* **Source data**
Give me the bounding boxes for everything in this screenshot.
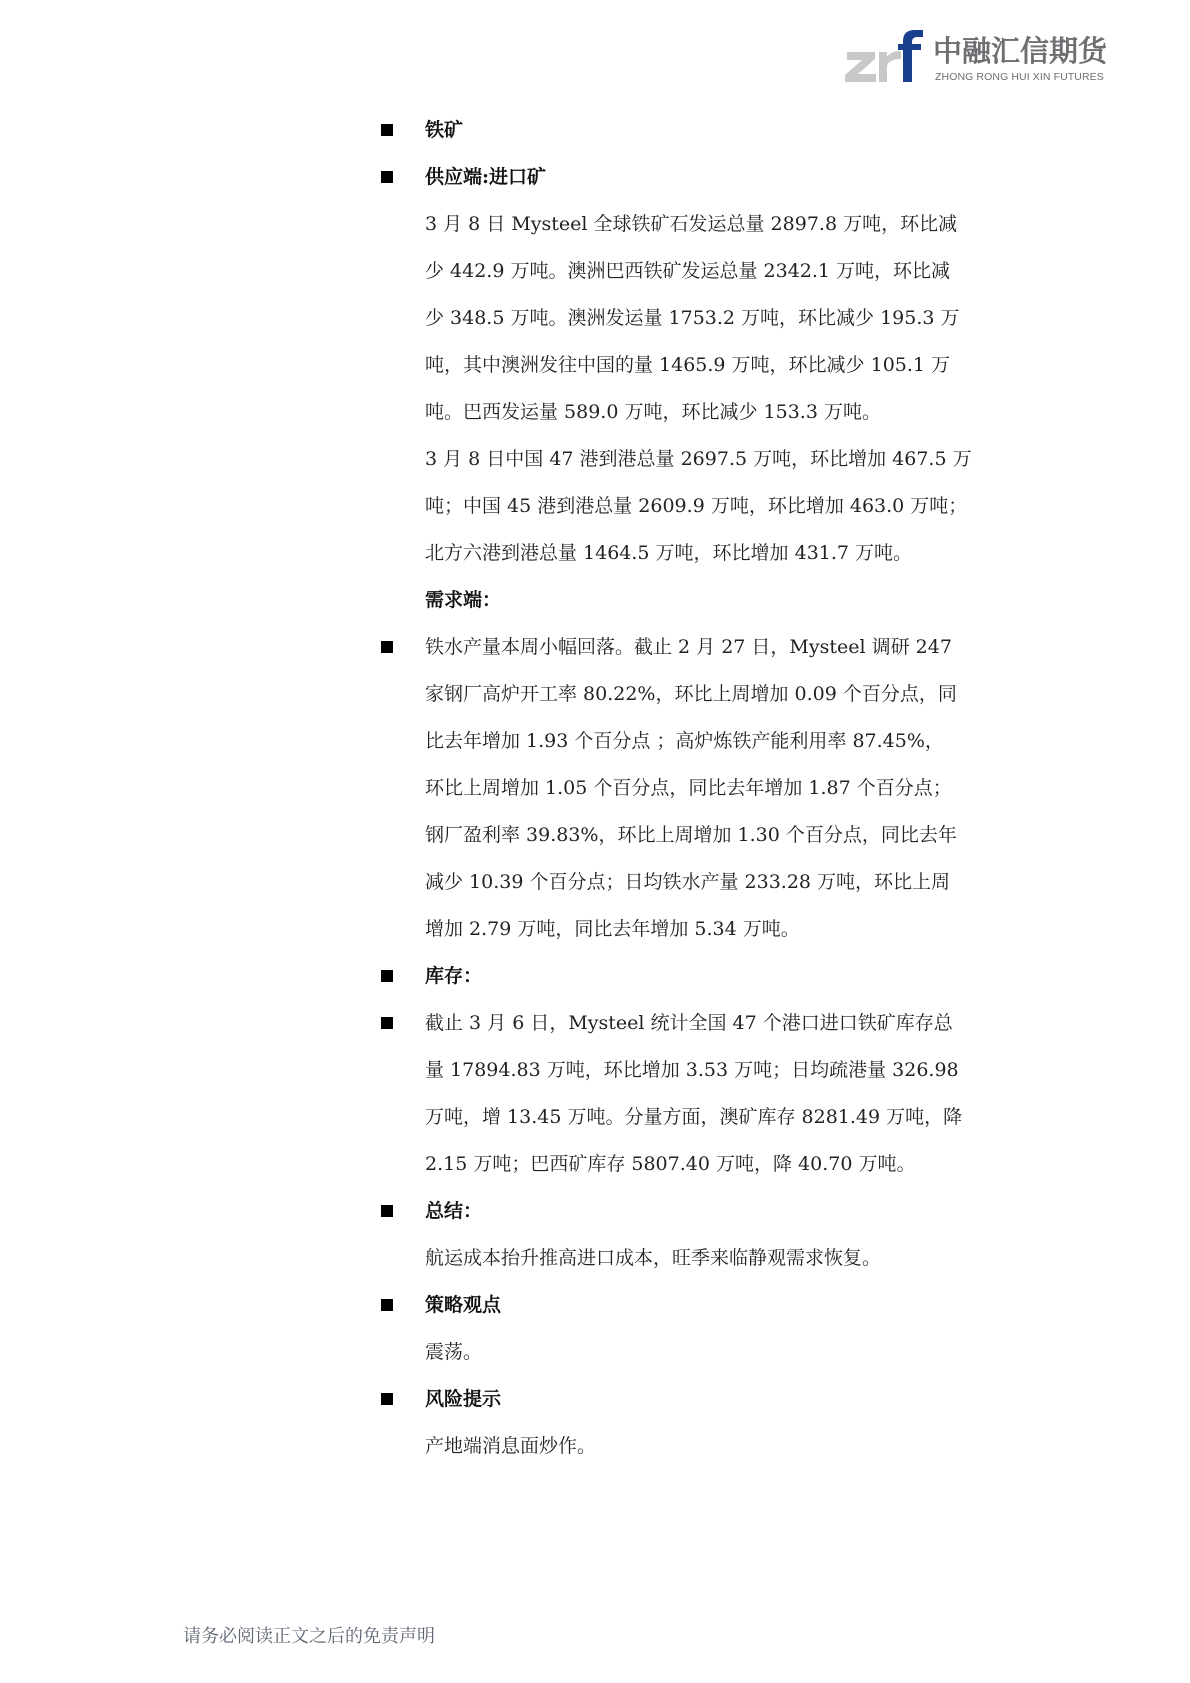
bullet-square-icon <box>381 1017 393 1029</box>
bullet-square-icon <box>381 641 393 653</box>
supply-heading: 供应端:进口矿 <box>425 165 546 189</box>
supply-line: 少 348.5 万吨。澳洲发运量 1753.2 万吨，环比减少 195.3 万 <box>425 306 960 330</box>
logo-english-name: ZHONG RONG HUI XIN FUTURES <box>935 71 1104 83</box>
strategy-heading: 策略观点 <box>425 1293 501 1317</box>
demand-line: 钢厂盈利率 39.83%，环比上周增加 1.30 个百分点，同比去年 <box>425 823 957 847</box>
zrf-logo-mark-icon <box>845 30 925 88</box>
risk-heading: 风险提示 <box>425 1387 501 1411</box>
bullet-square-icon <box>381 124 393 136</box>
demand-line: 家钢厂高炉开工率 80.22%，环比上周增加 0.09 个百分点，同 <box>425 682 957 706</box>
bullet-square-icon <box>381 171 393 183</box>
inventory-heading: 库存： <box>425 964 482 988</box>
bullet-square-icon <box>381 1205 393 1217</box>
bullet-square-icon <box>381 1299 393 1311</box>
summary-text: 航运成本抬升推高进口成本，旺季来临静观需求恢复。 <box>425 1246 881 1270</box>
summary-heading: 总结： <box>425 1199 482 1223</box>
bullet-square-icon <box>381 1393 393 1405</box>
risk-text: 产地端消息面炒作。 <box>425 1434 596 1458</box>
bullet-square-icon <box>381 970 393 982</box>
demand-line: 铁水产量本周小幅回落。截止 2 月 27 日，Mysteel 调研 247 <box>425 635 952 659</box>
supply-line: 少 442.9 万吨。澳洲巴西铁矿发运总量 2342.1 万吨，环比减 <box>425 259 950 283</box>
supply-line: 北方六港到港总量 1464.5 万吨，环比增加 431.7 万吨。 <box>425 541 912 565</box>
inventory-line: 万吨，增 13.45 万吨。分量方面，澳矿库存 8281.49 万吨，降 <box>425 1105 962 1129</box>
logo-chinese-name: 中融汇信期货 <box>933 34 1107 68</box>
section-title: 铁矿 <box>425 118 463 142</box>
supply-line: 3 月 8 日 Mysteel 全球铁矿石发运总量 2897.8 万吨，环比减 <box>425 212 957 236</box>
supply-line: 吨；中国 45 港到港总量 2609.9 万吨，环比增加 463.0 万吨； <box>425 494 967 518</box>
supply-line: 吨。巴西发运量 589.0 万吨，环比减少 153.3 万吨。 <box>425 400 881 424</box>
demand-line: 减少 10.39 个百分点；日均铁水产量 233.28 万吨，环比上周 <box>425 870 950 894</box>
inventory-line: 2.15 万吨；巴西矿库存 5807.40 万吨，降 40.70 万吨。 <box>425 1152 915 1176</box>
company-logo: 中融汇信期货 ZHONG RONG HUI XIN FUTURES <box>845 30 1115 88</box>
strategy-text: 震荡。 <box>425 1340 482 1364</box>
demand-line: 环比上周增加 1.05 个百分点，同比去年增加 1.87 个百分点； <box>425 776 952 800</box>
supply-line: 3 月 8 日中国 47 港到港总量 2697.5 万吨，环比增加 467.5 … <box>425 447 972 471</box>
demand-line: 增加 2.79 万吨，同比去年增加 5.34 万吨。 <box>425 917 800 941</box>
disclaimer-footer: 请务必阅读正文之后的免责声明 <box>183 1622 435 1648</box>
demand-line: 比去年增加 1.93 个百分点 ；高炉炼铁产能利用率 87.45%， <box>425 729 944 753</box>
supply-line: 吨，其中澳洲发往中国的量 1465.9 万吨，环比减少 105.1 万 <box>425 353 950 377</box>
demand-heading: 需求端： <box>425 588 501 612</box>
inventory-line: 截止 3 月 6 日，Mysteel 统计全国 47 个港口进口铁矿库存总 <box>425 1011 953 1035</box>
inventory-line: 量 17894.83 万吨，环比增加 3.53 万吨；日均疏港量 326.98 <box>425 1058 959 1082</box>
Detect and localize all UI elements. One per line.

* **DIRECTION**
Arrange every line of the data above as a numbered list, skipping blank lines and leaving out the picture.

* **EXERCISE OUTPUT**
1. Give me the bounding boxes for everything in this screenshot.
2. bullet-square-icon <box>381 1017 393 1029</box>
3. bullet-square-icon <box>381 641 393 653</box>
4. supply-heading: 供应端:进口矿 <box>425 165 546 189</box>
5. supply-line: 少 348.5 万吨。澳洲发运量 1753.2 万吨，环比减少 195.3 万 <box>425 306 960 330</box>
6. logo-english-name: ZHONG RONG HUI XIN FUTURES <box>935 71 1104 83</box>
7. strategy-heading: 策略观点 <box>425 1293 501 1317</box>
8. demand-line: 钢厂盈利率 39.83%，环比上周增加 1.30 个百分点，同比去年 <box>425 823 957 847</box>
9. zrf-logo-mark-icon <box>845 30 925 88</box>
10. risk-heading: 风险提示 <box>425 1387 501 1411</box>
11. bullet-square-icon <box>381 124 393 136</box>
12. demand-line: 家钢厂高炉开工率 80.22%，环比上周增加 0.09 个百分点，同 <box>425 682 957 706</box>
13. bullet-square-icon <box>381 171 393 183</box>
14. inventory-heading: 库存： <box>425 964 482 988</box>
15. bullet-square-icon <box>381 1205 393 1217</box>
16. bullet-square-icon <box>381 1299 393 1311</box>
17. summary-text: 航运成本抬升推高进口成本，旺季来临静观需求恢复。 <box>425 1246 881 1270</box>
18. summary-heading: 总结： <box>425 1199 482 1223</box>
19. bullet-square-icon <box>381 1393 393 1405</box>
20. risk-text: 产地端消息面炒作。 <box>425 1434 596 1458</box>
21. bullet-square-icon <box>381 970 393 982</box>
22. demand-line: 铁水产量本周小幅回落。截止 2 月 27 日，Mysteel 调研 247 <box>425 635 952 659</box>
23. supply-line: 少 442.9 万吨。澳洲巴西铁矿发运总量 2342.1 万吨，环比减 <box>425 259 950 283</box>
24. supply-line: 北方六港到港总量 1464.5 万吨，环比增加 431.7 万吨。 <box>425 541 912 565</box>
25. inventory-line: 万吨，增 13.45 万吨。分量方面，澳矿库存 8281.49 万吨，降 <box>425 1105 962 1129</box>
26. logo-chinese-name: 中融汇信期货 <box>933 34 1107 68</box>
27. section-title: 铁矿 <box>425 118 463 142</box>
28. supply-line: 3 月 8 日 Mysteel 全球铁矿石发运总量 2897.8 万吨，环比减 <box>425 212 957 236</box>
29. supply-line: 吨；中国 45 港到港总量 2609.9 万吨，环比增加 463.0 万吨； <box>425 494 967 518</box>
30. supply-line: 吨。巴西发运量 589.0 万吨，环比减少 153.3 万吨。 <box>425 400 881 424</box>
31. demand-line: 减少 10.39 个百分点；日均铁水产量 233.28 万吨，环比上周 <box>425 870 950 894</box>
32. inventory-line: 2.15 万吨；巴西矿库存 5807.40 万吨，降 40.70 万吨。 <box>425 1152 915 1176</box>
33. company-logo: 中融汇信期货 ZHONG RONG HUI XIN FUTURES <box>845 30 1115 88</box>
34. strategy-text: 震荡。 <box>425 1340 482 1364</box>
35. demand-line: 环比上周增加 1.05 个百分点，同比去年增加 1.87 个百分点； <box>425 776 952 800</box>
36. supply-line: 3 月 8 日中国 47 港到港总量 2697.5 万吨，环比增加 467.5 … <box>425 447 972 471</box>
37. demand-line: 增加 2.79 万吨，同比去年增加 5.34 万吨。 <box>425 917 800 941</box>
38. disclaimer-footer: 请务必阅读正文之后的免责声明 <box>183 1622 435 1648</box>
39. demand-line: 比去年增加 1.93 个百分点 ；高炉炼铁产能利用率 87.45%， <box>425 729 944 753</box>
40. supply-line: 吨，其中澳洲发往中国的量 1465.9 万吨，环比减少 105.1 万 <box>425 353 950 377</box>
41. demand-heading: 需求端： <box>425 588 501 612</box>
42. inventory-line: 截止 3 月 6 日，Mysteel 统计全国 47 个港口进口铁矿库存总 <box>425 1011 953 1035</box>
43. inventory-line: 量 17894.83 万吨，环比增加 3.53 万吨；日均疏港量 326.98 <box>425 1058 959 1082</box>
44. Detect and localize all UI elements. One per line.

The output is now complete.